### Written exercise
Write the number of lines holding the word "structured", and nothing else.

Recorded data:
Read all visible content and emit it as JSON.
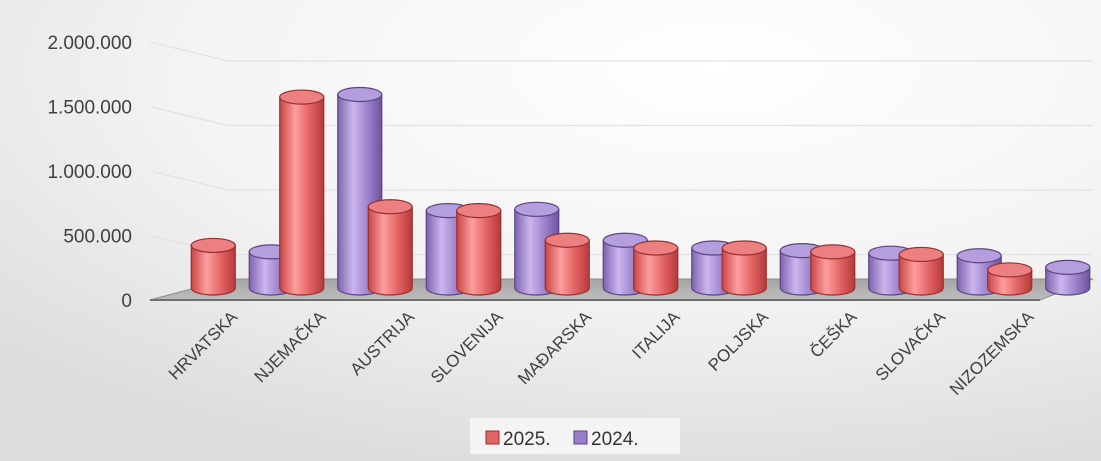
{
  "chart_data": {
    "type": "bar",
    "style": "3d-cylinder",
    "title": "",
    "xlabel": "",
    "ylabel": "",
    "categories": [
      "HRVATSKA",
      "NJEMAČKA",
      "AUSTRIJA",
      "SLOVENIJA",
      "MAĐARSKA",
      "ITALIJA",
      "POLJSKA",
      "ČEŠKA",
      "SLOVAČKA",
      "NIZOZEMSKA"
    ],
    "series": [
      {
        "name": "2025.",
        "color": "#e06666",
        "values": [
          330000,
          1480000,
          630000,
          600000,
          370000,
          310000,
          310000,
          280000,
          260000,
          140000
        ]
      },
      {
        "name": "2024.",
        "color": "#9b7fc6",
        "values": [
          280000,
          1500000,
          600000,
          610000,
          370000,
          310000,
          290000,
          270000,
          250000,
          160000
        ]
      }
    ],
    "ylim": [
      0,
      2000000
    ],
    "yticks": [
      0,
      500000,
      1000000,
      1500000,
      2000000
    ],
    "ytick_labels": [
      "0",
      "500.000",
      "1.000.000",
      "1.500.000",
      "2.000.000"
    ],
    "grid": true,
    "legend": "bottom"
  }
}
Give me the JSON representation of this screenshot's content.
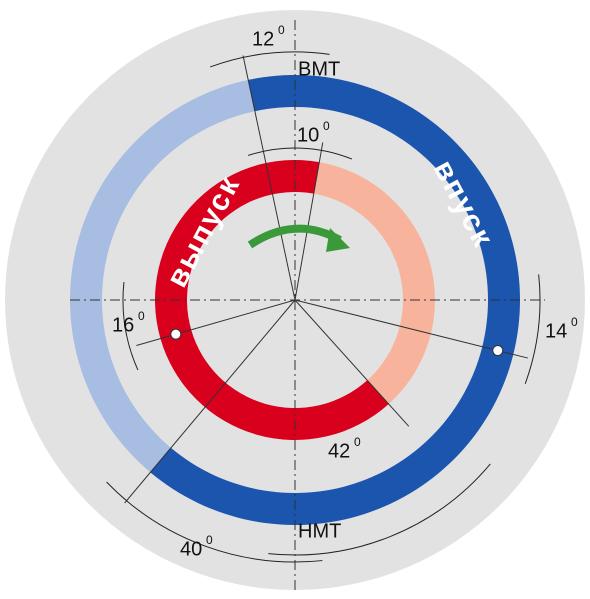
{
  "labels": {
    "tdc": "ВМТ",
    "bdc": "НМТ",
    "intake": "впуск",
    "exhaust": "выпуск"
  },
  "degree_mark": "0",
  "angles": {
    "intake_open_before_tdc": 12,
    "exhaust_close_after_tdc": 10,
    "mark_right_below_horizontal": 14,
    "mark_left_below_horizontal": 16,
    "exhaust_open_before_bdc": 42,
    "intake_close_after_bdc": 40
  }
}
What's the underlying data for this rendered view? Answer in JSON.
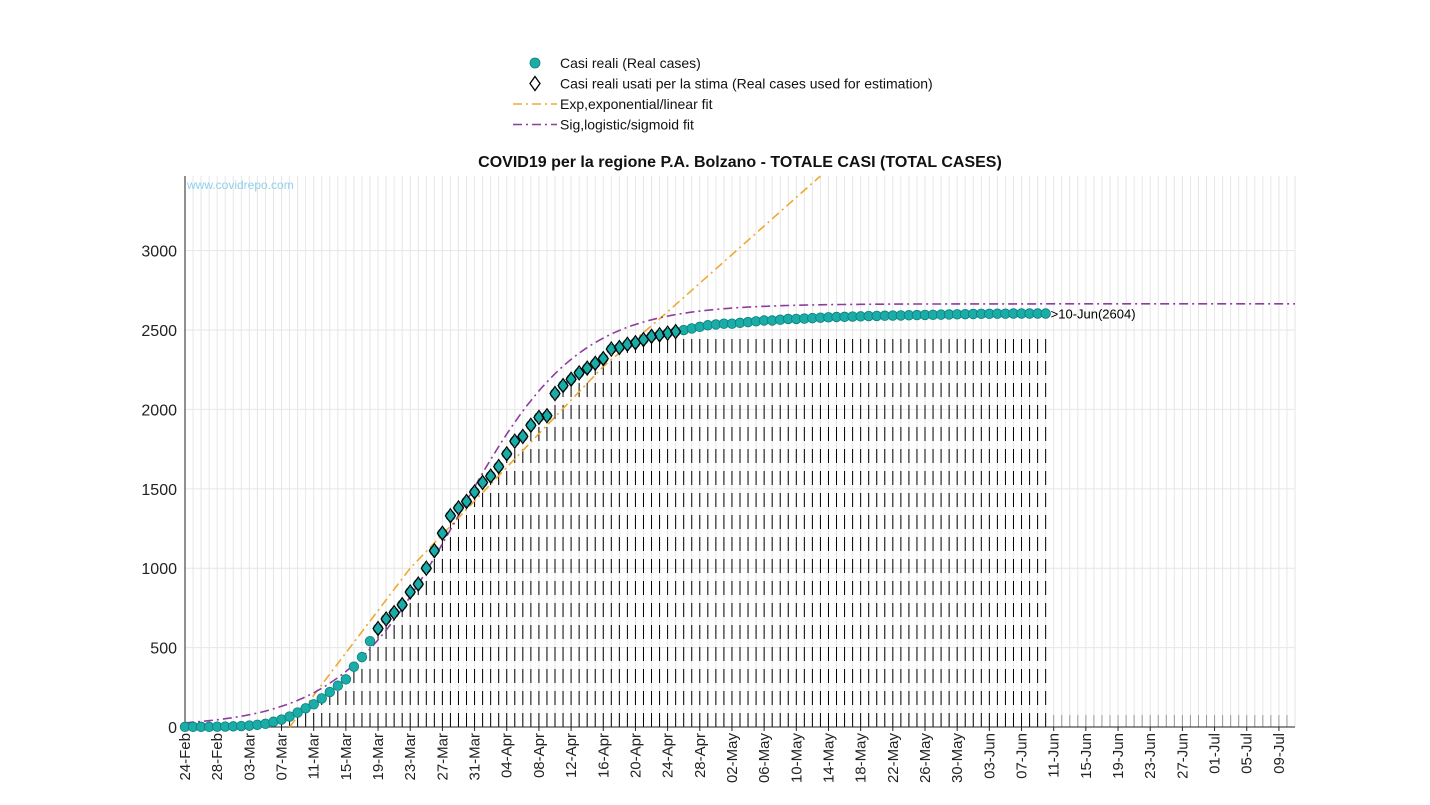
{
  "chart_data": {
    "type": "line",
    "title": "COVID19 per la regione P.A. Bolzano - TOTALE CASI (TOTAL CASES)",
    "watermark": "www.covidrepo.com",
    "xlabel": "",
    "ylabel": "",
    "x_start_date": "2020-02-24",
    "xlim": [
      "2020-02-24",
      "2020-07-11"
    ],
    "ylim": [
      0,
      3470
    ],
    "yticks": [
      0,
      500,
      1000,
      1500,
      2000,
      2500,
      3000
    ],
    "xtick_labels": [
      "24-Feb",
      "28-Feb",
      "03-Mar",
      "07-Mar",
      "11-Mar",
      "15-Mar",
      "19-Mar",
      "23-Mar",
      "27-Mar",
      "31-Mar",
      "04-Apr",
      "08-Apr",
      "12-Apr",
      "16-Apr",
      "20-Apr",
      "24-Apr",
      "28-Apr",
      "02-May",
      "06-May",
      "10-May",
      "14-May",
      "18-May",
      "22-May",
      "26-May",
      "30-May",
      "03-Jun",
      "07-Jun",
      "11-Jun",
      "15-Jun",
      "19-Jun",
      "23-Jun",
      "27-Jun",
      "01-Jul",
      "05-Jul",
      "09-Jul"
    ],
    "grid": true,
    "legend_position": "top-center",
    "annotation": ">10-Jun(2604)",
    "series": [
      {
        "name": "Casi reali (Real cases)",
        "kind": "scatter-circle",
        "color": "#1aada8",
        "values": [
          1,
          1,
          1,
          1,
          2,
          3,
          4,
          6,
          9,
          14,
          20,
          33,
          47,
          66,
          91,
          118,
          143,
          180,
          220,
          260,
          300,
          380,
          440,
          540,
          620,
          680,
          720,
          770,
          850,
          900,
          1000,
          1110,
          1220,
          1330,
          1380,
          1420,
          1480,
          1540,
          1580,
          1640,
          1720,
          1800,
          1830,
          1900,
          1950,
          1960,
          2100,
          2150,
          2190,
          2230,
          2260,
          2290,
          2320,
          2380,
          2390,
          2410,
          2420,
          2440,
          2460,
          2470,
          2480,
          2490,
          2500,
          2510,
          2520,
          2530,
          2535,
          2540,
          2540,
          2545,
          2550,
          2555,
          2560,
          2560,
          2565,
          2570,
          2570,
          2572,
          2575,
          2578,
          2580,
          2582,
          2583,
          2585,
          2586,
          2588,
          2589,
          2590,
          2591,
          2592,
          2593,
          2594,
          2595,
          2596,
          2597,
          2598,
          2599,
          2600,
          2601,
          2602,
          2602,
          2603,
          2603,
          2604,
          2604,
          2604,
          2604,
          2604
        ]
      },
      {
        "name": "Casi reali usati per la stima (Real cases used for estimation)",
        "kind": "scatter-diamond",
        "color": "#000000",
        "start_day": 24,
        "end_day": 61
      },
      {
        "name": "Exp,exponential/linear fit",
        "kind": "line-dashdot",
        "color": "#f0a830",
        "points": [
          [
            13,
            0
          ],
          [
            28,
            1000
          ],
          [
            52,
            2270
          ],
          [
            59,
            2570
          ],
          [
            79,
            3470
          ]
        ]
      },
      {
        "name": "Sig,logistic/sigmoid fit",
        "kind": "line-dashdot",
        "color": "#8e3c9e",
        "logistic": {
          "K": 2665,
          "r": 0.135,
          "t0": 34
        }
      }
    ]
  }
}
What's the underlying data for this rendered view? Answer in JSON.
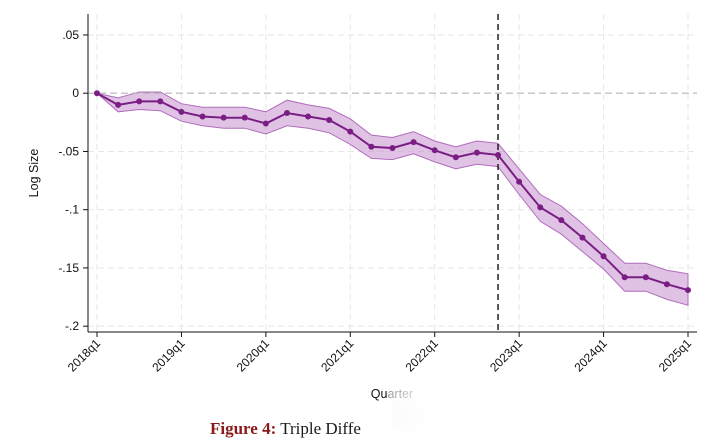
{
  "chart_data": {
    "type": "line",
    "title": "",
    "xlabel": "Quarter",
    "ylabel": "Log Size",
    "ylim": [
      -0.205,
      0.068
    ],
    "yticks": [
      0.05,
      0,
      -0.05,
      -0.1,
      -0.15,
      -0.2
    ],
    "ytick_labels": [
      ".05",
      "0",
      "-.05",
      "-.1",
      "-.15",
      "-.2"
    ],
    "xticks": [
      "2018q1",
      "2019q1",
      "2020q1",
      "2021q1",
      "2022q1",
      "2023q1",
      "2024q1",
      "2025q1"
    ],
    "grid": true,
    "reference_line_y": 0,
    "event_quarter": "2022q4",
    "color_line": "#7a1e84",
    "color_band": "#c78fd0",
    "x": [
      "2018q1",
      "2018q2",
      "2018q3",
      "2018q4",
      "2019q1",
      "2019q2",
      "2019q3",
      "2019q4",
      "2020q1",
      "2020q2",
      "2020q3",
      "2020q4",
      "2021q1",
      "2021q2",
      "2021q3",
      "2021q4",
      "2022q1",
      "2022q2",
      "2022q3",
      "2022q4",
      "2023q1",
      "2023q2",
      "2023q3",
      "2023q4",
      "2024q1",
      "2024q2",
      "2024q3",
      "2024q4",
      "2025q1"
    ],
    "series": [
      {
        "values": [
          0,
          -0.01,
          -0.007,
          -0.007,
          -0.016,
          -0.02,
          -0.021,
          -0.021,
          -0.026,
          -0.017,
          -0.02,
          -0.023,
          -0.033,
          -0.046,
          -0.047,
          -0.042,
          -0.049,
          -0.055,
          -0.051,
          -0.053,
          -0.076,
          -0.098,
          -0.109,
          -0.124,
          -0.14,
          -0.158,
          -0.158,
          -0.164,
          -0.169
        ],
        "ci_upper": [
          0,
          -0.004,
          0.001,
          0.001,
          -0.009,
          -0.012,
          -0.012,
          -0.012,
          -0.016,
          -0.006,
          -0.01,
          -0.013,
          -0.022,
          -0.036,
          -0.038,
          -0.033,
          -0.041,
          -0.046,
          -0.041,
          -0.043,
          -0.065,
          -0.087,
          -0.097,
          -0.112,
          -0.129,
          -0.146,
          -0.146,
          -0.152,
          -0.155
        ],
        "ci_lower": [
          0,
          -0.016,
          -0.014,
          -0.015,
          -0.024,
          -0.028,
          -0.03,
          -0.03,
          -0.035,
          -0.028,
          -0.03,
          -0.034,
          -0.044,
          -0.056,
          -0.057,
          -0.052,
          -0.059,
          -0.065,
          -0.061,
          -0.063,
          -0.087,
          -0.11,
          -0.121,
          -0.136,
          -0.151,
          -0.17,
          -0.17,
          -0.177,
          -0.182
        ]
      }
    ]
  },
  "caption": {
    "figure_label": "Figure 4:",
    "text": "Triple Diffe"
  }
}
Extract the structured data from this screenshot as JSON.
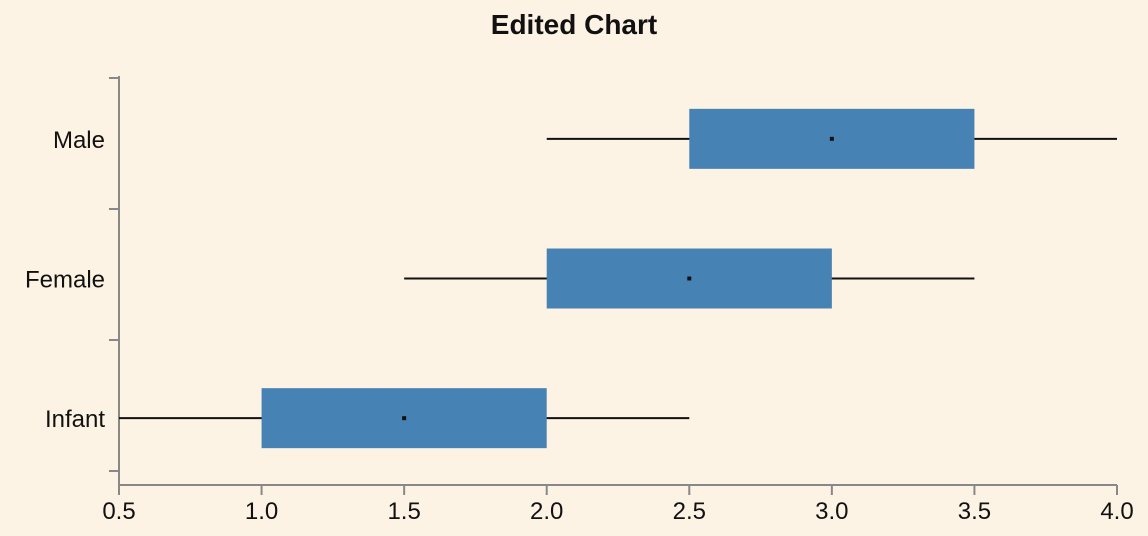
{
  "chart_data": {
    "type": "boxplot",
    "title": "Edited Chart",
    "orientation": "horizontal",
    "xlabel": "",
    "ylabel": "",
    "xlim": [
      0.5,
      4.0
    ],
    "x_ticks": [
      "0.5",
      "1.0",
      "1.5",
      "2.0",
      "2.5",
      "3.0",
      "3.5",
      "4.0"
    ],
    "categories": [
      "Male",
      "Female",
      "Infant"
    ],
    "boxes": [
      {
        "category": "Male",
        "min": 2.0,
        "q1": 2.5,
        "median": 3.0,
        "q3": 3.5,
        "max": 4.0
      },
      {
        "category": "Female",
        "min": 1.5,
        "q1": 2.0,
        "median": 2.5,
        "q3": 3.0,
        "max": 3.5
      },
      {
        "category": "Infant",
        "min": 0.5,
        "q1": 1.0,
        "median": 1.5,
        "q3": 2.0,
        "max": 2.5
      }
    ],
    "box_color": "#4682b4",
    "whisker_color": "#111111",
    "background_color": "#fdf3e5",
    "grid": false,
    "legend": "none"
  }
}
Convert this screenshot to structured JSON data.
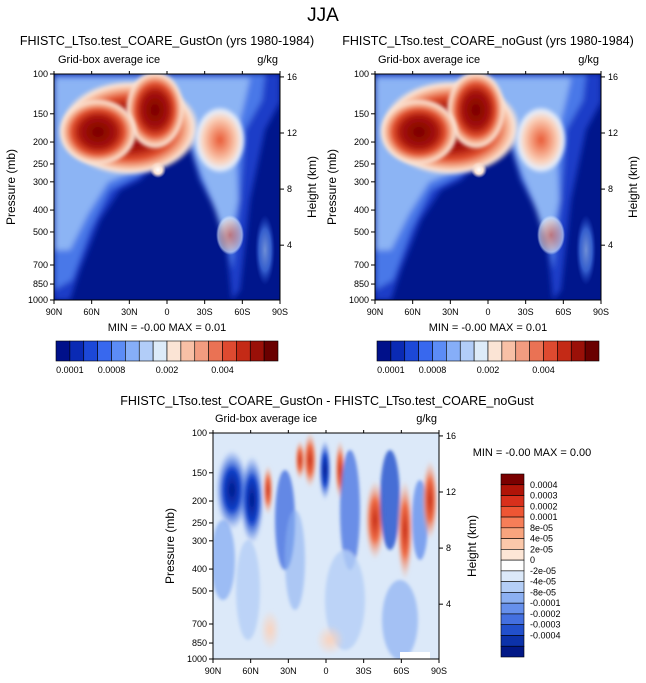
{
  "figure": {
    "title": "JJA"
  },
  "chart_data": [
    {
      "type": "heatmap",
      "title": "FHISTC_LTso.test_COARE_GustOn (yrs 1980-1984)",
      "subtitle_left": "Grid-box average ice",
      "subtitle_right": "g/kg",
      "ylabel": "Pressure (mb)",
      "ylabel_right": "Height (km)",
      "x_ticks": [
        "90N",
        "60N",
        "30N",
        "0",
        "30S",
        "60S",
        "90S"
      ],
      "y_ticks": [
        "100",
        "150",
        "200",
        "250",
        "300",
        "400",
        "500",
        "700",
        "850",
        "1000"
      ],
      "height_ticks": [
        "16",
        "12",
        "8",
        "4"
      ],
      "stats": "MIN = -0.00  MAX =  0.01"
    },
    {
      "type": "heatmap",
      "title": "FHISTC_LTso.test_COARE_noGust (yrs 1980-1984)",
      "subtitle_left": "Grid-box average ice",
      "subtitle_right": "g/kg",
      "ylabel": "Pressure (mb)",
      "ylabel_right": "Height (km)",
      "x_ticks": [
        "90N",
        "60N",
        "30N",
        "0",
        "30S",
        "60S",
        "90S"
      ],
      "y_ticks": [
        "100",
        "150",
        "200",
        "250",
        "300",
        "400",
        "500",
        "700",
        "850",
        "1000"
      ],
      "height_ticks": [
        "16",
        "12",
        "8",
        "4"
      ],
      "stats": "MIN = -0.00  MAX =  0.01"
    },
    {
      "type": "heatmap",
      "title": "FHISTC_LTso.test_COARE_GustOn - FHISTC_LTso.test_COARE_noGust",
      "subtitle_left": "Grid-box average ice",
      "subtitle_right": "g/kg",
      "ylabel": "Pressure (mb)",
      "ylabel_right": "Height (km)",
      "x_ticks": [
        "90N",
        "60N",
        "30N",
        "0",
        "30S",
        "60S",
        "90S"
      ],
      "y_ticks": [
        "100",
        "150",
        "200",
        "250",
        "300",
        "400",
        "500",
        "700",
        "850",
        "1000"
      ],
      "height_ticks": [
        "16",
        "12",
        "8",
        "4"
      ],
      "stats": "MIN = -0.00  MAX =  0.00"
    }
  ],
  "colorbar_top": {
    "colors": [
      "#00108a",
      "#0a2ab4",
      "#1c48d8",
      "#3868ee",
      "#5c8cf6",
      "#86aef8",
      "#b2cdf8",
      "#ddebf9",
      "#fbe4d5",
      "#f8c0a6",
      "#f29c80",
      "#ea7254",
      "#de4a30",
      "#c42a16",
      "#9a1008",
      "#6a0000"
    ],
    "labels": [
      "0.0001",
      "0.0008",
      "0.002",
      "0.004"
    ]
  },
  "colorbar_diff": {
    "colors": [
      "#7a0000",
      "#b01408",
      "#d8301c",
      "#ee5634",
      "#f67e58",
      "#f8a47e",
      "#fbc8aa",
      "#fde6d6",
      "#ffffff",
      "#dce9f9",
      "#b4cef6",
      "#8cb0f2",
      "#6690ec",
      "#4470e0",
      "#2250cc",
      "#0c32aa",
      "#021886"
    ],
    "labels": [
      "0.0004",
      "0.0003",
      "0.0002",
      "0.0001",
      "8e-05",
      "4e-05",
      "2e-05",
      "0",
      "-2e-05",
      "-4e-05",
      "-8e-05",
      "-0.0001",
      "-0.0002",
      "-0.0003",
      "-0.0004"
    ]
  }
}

### Response to the task
2